*REQUIREMENTS:* Transcribe the material in full. Nothing should differ except that the pictures are left out.

*RECORDS SHOWN:*
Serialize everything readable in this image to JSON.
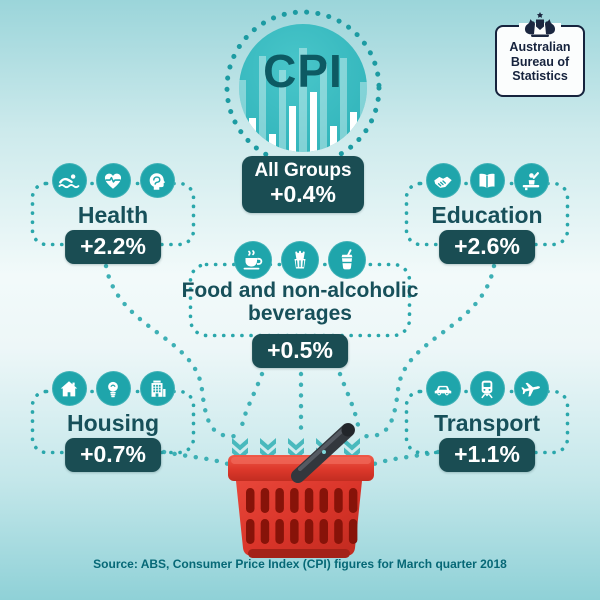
{
  "infographic": {
    "hub": {
      "title": "CPI",
      "group_label": "All Groups",
      "group_value": "+0.4%"
    },
    "logo": {
      "line1": "Australian",
      "line2": "Bureau of",
      "line3": "Statistics"
    },
    "groups": [
      {
        "label": "Health",
        "value": "+2.2%",
        "icons": [
          "swimmer-icon",
          "heart-pulse-icon",
          "brain-icon"
        ]
      },
      {
        "label": "Education",
        "value": "+2.6%",
        "icons": [
          "handshake-icon",
          "open-book-icon",
          "student-desk-icon"
        ]
      },
      {
        "label": "Food and non-alcoholic beverages",
        "value": "+0.5%",
        "icons": [
          "coffee-cup-icon",
          "fries-icon",
          "soft-drink-icon"
        ]
      },
      {
        "label": "Housing",
        "value": "+0.7%",
        "icons": [
          "house-icon",
          "lightbulb-icon",
          "building-icon"
        ]
      },
      {
        "label": "Transport",
        "value": "+1.1%",
        "icons": [
          "car-icon",
          "train-icon",
          "plane-icon"
        ]
      }
    ],
    "source_text": "Source: ABS, Consumer Price Index (CPI) figures for March quarter 2018"
  },
  "colors": {
    "accent_teal": "#1fa5ab",
    "dark_teal_badge": "#1a4d53",
    "hub_fill": "#35b7bd",
    "dot_teal": "#2aa7ab",
    "basket_red": "#dd382b",
    "background_top": "#9bd5da",
    "background_middle": "#f2fafa"
  },
  "chart_data": {
    "type": "bar",
    "title": "Consumer Price Index (CPI) percentage change, March quarter 2018",
    "categories": [
      "All Groups",
      "Health",
      "Education",
      "Food and non-alcoholic beverages",
      "Housing",
      "Transport"
    ],
    "values": [
      0.4,
      2.2,
      2.6,
      0.5,
      0.7,
      1.1
    ],
    "unit": "percent change",
    "source": "ABS"
  }
}
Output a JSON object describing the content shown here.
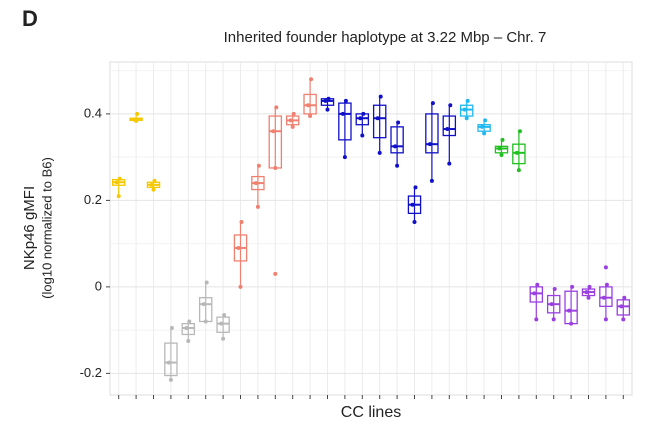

*COMPLETE ANSWER:*
Serialize everything readable in this image to JSON.
{
  "infographic": {
    "hub": {
      "title": "CPI",
      "group_label": "All Groups",
      "group_value": "+0.4%"
    },
    "logo": {
      "line1": "Australian",
      "line2": "Bureau of",
      "line3": "Statistics"
    },
    "groups": [
      {
        "label": "Health",
        "value": "+2.2%",
        "icons": [
          "swimmer-icon",
          "heart-pulse-icon",
          "brain-icon"
        ]
      },
      {
        "label": "Education",
        "value": "+2.6%",
        "icons": [
          "handshake-icon",
          "open-book-icon",
          "student-desk-icon"
        ]
      },
      {
        "label": "Food and non-alcoholic beverages",
        "value": "+0.5%",
        "icons": [
          "coffee-cup-icon",
          "fries-icon",
          "soft-drink-icon"
        ]
      },
      {
        "label": "Housing",
        "value": "+0.7%",
        "icons": [
          "house-icon",
          "lightbulb-icon",
          "building-icon"
        ]
      },
      {
        "label": "Transport",
        "value": "+1.1%",
        "icons": [
          "car-icon",
          "train-icon",
          "plane-icon"
        ]
      }
    ],
    "source_text": "Source: ABS, Consumer Price Index (CPI) figures for March quarter 2018"
  },
  "colors": {
    "accent_teal": "#1fa5ab",
    "dark_teal_badge": "#1a4d53",
    "hub_fill": "#35b7bd",
    "dot_teal": "#2aa7ab",
    "basket_red": "#dd382b",
    "background_top": "#9bd5da",
    "background_middle": "#f2fafa"
  },
  "chart_data": {
    "type": "bar",
    "title": "Consumer Price Index (CPI) percentage change, March quarter 2018",
    "categories": [
      "All Groups",
      "Health",
      "Education",
      "Food and non-alcoholic beverages",
      "Housing",
      "Transport"
    ],
    "values": [
      0.4,
      2.2,
      2.6,
      0.5,
      0.7,
      1.1
    ],
    "unit": "percent change",
    "source": "ABS"
  }
}
Output a JSON object describing the content shown here.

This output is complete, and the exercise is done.